This is a fine line to walk: if we include more of the functional specification in the security policies, then the information security of the system is more tightly specified but the security policies are more complex. And the more complex the security policies, the greater the likelihood of them being wrong with respect to the actual security requirements of the system. Conversely, if we include less of the functional specification in the security policies, then the policies are simpler, but perhaps they fail to adequately express the actual security requirements of the system. We see the same tension in precise type systems.
Where exactly this line falls is not yet clear. However, this is an active area of research, with a number of researchers exploring simple yet expressive security policies with clear semantic guarantees, and efficient light-weight enforcement mechanisms. We are optimistic that we can drive down the costs of specifying and enforcing expressive security policies to the point where they are outweighed by the benefits of strong and expressive information security guarantees.
PL for definition, PL for enforcement
In this post we have focused on the definition of security policies, using PL semantics to help. Once we have a clear definition of security policies, we can think about how to ensure that a system actually enforces those policies on private information. PL techniques can help us here too! In general, there are a variety of ways we can enforce security policies. PL mechanisms—such as type systems, formal verification, and/or dynamic analysis—can all be used to enforce many kinds of security policies. We will leave discussion of these things to a future post.
For a great (though somewhat dated) survey on noninterference and information-flow security, see “Language-based information-flow security” by Andrei Sabelfeld and Andrew Myers .

§ **Assignment**:
According to the passage on security policies, which PL mechanisms can be used to enforce many kinds of security policies? You do not need the lines to answer.

[Document layout analysis data]
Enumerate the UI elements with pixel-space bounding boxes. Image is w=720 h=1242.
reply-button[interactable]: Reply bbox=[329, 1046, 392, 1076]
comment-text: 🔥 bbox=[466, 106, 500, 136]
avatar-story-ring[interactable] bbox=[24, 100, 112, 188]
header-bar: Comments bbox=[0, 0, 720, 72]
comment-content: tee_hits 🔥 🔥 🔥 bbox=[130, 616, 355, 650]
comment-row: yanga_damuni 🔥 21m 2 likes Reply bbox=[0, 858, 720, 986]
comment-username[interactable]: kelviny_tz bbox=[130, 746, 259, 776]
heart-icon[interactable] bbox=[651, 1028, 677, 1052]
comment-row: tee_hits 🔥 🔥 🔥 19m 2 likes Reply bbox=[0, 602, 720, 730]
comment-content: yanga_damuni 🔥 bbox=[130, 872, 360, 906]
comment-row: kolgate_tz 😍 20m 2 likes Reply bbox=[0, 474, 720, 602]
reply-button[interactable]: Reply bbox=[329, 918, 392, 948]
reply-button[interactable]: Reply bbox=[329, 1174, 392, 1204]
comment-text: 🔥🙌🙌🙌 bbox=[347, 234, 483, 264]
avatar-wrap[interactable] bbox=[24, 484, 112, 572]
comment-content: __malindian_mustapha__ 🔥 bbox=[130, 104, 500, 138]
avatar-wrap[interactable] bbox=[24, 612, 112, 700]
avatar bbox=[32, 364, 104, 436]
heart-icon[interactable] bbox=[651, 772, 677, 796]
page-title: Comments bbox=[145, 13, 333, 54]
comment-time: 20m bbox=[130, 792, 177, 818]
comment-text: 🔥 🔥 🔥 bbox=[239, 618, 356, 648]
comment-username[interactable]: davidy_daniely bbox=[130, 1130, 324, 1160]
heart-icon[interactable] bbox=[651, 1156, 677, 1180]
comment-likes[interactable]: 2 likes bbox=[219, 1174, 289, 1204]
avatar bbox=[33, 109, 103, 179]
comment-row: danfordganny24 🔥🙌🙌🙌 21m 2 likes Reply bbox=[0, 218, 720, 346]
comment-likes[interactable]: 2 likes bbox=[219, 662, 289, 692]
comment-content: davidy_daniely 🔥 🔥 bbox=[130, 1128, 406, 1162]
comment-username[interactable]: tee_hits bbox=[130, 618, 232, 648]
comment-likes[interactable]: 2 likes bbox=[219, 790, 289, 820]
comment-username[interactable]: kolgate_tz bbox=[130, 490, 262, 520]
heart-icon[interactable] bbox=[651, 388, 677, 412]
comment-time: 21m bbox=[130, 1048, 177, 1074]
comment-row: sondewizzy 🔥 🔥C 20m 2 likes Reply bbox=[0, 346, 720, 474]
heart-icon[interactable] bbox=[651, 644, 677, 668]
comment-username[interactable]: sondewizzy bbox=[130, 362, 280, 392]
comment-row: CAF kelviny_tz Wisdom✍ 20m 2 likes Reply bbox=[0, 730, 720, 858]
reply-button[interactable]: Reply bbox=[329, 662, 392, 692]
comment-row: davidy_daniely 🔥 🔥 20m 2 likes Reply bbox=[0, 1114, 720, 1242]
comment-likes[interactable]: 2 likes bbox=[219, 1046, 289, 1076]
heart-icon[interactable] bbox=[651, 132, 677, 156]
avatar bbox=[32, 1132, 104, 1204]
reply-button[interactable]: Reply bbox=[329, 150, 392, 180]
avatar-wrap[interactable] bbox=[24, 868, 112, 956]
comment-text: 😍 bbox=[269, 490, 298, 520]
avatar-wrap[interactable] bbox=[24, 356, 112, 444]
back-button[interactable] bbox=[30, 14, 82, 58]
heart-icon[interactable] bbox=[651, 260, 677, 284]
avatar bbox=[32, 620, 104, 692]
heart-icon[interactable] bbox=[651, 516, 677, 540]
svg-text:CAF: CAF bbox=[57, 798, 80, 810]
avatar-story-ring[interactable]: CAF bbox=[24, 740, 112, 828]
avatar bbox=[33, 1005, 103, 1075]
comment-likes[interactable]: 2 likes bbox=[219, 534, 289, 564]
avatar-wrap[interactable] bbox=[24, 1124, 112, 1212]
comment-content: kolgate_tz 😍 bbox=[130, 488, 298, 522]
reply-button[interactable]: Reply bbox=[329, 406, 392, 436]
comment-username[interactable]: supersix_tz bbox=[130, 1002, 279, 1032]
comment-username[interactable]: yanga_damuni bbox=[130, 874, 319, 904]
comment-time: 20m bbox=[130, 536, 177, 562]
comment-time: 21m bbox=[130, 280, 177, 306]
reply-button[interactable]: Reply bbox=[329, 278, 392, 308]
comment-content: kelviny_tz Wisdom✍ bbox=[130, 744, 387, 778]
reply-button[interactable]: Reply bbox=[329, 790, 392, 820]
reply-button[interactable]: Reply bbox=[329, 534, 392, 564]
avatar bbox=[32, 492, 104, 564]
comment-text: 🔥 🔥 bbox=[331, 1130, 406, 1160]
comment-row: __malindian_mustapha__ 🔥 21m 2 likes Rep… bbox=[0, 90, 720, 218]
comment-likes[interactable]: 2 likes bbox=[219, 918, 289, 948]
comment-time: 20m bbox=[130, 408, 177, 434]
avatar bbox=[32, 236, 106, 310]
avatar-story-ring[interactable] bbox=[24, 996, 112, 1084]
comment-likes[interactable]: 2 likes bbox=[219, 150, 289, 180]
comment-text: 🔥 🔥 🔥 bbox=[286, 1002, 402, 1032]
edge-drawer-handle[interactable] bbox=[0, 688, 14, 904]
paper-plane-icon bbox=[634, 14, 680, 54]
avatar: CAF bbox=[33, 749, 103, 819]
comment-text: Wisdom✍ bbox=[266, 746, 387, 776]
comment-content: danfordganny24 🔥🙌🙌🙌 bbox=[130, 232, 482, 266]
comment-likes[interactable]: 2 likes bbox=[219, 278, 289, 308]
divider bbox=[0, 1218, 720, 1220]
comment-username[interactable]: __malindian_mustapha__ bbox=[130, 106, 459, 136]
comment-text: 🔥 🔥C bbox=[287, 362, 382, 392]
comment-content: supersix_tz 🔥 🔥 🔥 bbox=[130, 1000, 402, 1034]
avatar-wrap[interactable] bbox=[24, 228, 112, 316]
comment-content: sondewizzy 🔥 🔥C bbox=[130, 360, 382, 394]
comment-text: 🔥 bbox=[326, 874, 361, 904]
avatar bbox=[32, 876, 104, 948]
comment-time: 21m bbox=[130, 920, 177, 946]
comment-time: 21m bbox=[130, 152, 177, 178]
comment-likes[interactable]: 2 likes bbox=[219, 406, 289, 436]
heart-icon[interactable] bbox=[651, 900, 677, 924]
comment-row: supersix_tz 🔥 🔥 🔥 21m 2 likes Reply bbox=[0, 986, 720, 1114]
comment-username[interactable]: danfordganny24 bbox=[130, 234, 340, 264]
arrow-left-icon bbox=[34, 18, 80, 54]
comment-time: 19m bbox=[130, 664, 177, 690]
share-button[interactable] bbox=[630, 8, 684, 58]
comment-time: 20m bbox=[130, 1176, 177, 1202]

§ **Reply to the exercise**:
Type systems, formal verification, and/or dynamic analysis.